— Begin —

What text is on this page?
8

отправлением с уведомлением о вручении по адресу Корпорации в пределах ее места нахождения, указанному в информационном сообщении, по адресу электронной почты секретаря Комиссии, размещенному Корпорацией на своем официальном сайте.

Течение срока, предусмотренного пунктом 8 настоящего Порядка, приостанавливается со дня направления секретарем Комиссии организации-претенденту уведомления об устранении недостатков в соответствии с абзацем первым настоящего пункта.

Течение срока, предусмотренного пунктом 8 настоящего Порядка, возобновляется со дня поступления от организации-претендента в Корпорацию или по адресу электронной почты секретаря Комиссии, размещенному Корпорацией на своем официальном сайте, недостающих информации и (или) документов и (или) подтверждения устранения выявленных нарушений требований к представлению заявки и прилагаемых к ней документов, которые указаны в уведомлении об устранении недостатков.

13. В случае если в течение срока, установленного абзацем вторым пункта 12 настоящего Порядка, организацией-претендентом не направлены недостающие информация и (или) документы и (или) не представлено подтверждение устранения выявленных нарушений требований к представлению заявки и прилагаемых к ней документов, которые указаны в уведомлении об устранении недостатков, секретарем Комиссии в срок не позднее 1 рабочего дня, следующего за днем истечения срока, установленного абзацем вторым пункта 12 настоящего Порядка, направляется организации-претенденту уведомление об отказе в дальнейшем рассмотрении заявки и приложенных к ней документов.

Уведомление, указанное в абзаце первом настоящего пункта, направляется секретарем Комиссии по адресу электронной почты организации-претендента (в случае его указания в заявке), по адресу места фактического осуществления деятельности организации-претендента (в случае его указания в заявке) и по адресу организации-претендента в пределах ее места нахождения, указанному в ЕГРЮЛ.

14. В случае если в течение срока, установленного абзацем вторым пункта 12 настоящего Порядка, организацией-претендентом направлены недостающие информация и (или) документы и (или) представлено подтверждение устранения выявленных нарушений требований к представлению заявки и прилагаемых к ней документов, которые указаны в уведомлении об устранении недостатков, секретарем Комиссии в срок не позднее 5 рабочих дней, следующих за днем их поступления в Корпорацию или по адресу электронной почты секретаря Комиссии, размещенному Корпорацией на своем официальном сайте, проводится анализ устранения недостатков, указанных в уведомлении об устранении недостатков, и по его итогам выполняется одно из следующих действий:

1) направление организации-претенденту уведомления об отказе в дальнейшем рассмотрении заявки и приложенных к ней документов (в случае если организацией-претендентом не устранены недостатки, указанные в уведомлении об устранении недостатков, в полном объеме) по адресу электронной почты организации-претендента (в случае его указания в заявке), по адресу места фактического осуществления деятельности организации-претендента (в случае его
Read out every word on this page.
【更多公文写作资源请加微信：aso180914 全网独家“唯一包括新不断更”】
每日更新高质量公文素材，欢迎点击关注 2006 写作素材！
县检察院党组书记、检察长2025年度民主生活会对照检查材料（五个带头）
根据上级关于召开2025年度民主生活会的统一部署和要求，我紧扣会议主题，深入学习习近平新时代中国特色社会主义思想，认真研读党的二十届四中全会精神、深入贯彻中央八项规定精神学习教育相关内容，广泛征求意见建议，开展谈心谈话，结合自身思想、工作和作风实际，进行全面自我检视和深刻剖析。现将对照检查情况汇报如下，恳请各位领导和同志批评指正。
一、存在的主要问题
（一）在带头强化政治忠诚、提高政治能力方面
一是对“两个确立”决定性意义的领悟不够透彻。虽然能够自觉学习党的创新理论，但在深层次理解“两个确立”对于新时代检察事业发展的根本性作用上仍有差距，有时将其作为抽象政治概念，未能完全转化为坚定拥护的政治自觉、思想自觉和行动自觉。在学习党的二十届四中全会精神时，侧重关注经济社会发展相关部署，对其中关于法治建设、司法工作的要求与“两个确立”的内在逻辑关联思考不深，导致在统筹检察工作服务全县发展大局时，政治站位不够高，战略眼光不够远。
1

— End —

### WHAT IS NEEDED
Gather every line containing the word "this" and copy it.

### OUTPUT
What text is on this page?
Read out every word on this page.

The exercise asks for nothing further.